- Exercise material:
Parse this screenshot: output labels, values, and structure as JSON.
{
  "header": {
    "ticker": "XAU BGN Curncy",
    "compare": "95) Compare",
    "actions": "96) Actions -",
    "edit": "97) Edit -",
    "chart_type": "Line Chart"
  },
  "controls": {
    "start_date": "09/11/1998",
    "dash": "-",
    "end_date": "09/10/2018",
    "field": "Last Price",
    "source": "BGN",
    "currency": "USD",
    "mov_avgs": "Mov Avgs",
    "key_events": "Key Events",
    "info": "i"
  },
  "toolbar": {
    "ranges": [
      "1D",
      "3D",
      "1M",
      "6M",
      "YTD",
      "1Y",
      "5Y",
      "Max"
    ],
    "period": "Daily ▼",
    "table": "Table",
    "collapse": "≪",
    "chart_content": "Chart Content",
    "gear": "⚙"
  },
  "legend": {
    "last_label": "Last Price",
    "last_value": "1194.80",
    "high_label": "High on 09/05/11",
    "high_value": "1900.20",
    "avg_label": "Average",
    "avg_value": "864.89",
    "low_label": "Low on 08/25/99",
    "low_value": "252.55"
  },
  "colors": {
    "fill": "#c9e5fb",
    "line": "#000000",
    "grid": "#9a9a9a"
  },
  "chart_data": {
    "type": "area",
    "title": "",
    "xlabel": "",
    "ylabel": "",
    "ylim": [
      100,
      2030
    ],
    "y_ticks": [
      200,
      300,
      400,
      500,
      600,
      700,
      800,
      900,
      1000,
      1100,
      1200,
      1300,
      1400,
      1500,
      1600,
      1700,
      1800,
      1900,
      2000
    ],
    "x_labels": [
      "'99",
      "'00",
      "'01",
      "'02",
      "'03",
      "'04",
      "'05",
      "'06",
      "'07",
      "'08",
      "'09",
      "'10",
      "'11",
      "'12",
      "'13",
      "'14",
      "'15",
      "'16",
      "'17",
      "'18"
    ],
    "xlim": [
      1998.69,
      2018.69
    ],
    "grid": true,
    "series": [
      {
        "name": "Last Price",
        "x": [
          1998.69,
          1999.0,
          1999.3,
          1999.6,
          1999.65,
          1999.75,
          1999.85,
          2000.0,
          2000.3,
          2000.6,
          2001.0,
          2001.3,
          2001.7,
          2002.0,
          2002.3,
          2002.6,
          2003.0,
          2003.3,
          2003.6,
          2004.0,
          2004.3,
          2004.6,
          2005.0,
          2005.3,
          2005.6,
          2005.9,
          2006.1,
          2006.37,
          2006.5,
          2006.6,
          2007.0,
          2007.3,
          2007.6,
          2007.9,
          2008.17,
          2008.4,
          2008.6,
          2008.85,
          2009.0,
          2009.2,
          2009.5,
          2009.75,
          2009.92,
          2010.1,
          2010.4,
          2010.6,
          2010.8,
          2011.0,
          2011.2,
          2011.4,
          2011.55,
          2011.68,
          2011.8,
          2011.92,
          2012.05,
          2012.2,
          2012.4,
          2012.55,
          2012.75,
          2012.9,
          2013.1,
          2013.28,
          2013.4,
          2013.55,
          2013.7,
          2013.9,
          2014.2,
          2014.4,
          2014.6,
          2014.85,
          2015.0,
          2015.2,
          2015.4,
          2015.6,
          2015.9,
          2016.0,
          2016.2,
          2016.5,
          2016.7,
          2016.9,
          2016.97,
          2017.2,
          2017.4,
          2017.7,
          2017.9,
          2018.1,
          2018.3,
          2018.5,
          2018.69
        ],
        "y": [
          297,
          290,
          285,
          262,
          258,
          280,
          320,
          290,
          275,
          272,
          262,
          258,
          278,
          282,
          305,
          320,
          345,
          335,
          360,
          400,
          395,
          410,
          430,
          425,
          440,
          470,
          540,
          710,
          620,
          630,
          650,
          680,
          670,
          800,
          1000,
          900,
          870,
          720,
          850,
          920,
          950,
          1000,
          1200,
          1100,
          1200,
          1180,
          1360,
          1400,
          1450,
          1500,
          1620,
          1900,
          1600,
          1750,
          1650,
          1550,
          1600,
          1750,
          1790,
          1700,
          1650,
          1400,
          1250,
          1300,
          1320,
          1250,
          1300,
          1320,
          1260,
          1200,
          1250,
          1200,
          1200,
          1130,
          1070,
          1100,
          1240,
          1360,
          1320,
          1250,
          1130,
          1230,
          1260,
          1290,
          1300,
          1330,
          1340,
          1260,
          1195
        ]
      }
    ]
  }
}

---

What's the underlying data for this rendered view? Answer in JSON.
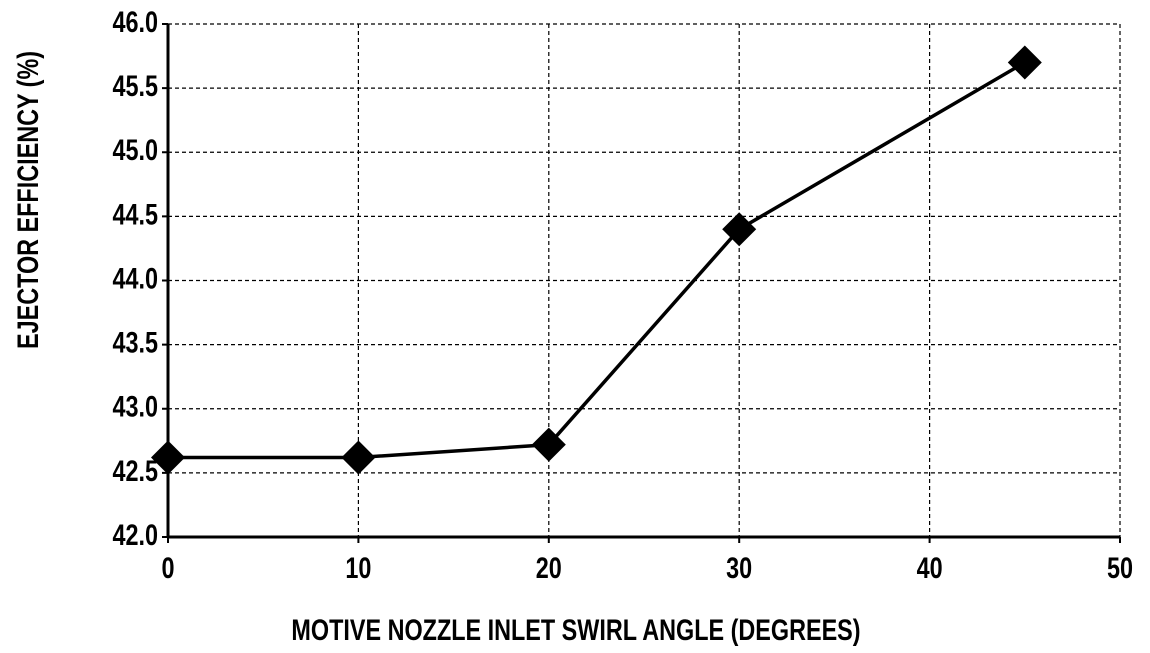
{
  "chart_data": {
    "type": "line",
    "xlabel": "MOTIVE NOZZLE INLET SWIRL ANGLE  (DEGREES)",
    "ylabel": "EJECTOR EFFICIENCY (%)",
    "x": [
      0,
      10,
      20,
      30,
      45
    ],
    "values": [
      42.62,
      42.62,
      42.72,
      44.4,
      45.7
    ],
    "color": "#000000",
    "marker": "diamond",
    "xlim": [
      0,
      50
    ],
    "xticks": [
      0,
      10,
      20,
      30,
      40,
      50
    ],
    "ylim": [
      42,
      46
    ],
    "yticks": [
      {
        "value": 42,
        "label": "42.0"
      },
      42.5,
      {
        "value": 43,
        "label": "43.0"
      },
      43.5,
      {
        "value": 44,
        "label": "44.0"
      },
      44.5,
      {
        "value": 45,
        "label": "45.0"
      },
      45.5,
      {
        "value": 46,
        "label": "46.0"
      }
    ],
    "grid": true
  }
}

- Instructions for the task: Collect each line of the entries that has the word "JSON", copying it in full.

- Problem solution:
Parse this screenshot: output labels, values, and structure as JSON.
What's the underlying data for this rendered view? Answer in JSON.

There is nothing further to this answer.